◆ Task objective
Read the lines below. Copy out any that hold the string "true".

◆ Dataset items
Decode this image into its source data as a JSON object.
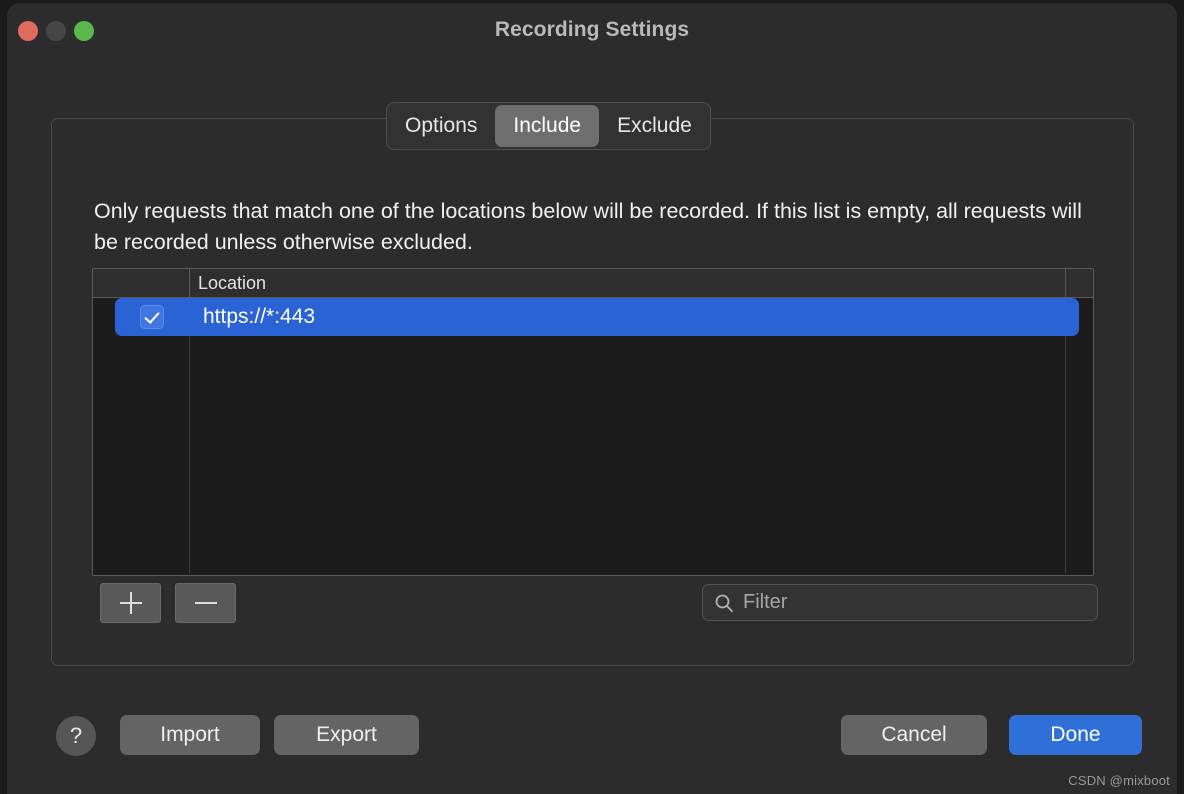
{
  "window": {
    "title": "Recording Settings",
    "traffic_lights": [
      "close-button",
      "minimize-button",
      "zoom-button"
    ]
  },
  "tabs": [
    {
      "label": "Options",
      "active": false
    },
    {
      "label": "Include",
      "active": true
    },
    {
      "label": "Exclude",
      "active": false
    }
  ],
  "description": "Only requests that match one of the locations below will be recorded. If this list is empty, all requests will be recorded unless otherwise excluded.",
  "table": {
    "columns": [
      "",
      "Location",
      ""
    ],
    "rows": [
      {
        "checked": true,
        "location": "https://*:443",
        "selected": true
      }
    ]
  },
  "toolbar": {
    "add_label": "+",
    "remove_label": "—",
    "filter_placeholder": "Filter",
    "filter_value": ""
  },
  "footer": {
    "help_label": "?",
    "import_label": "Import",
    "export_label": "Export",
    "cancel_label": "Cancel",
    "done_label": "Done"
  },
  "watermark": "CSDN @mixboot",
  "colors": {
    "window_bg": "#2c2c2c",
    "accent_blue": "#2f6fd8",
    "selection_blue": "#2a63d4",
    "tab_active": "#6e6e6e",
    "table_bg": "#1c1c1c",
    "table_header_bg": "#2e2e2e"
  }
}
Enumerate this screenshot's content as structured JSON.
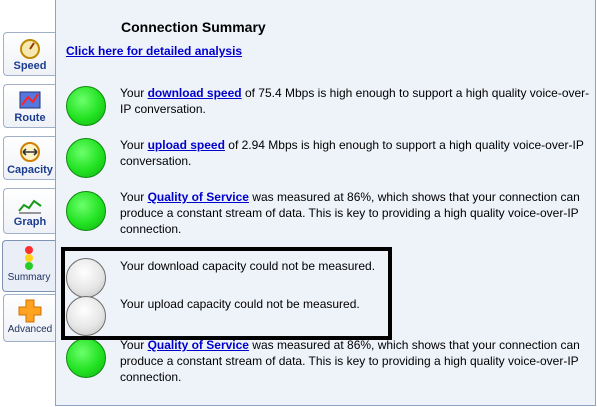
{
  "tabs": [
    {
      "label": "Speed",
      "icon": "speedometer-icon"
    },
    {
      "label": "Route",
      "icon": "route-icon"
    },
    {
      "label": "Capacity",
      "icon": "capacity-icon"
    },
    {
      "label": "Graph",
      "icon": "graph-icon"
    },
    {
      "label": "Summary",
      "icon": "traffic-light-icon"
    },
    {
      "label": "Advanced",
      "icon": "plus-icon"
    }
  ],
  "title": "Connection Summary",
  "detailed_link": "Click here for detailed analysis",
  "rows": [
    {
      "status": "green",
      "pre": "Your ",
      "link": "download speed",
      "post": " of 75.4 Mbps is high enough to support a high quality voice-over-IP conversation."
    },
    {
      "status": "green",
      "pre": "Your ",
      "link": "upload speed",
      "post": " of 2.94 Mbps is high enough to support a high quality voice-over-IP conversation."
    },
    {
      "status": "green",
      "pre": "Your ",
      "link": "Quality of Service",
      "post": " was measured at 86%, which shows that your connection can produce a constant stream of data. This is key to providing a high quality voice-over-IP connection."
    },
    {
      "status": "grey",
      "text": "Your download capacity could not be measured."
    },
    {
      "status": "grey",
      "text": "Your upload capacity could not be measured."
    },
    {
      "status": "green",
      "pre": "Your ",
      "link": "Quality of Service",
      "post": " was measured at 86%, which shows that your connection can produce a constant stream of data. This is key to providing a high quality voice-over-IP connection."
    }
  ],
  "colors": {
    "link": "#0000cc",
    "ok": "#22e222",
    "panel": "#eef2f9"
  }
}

◆ Written response
      "active": true
        "checked": true,
        "selected": true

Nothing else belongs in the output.